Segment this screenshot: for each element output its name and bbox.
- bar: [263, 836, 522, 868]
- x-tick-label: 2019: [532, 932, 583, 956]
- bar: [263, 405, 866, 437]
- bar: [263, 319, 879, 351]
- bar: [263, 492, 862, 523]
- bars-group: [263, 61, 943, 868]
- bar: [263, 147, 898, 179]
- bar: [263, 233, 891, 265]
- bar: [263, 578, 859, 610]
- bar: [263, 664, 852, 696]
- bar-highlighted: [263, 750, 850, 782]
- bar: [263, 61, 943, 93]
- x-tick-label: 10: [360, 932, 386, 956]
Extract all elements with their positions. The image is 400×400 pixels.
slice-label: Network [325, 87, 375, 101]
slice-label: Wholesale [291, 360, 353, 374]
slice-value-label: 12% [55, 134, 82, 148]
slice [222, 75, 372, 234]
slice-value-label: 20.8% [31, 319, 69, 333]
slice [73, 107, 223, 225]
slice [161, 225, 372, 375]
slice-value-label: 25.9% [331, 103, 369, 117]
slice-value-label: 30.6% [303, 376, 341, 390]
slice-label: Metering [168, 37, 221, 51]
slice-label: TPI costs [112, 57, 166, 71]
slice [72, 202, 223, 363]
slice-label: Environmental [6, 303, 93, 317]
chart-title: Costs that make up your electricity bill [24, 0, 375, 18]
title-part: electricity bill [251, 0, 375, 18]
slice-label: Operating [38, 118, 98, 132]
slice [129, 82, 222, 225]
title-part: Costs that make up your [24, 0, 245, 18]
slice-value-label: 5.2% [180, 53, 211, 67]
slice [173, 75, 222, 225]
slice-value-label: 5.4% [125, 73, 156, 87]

(TAREFA PROPOSTA) Copie de novo a listagem acima inteira, trocando "Wholesale" por "Retail" e mantendo todo o resto sem mudança.

(RESULTADO DO EXERCÍCIO)
Segment this screenshot: for each element output its name and bbox.
- bar: [263, 836, 522, 868]
- x-tick-label: 2019: [532, 932, 583, 956]
- bar: [263, 405, 866, 437]
- bar: [263, 319, 879, 351]
- bar: [263, 492, 862, 523]
- bars-group: [263, 61, 943, 868]
- bar: [263, 147, 898, 179]
- bar: [263, 233, 891, 265]
- bar: [263, 578, 859, 610]
- bar: [263, 664, 852, 696]
- bar-highlighted: [263, 750, 850, 782]
- bar: [263, 61, 943, 93]
- x-tick-label: 10: [360, 932, 386, 956]
Extract all elements with their positions. The image is 400×400 pixels.
slice-label: Network [325, 87, 375, 101]
slice-label: Retail [291, 360, 353, 374]
slice-value-label: 12% [55, 134, 82, 148]
slice [222, 75, 372, 234]
slice-value-label: 20.8% [31, 319, 69, 333]
slice [73, 107, 223, 225]
slice [161, 225, 372, 375]
slice-value-label: 25.9% [331, 103, 369, 117]
slice-value-label: 30.6% [303, 376, 341, 390]
slice-label: Metering [168, 37, 221, 51]
slice-label: TPI costs [112, 57, 166, 71]
slice [72, 202, 223, 363]
slice-label: Environmental [6, 303, 93, 317]
chart-title: Costs that make up your electricity bill [24, 0, 375, 18]
title-part: electricity bill [251, 0, 375, 18]
slice-label: Operating [38, 118, 98, 132]
slice [129, 82, 222, 225]
title-part: Costs that make up your [24, 0, 245, 18]
slice-value-label: 5.2% [180, 53, 211, 67]
slice [173, 75, 222, 225]
slice-value-label: 5.4% [125, 73, 156, 87]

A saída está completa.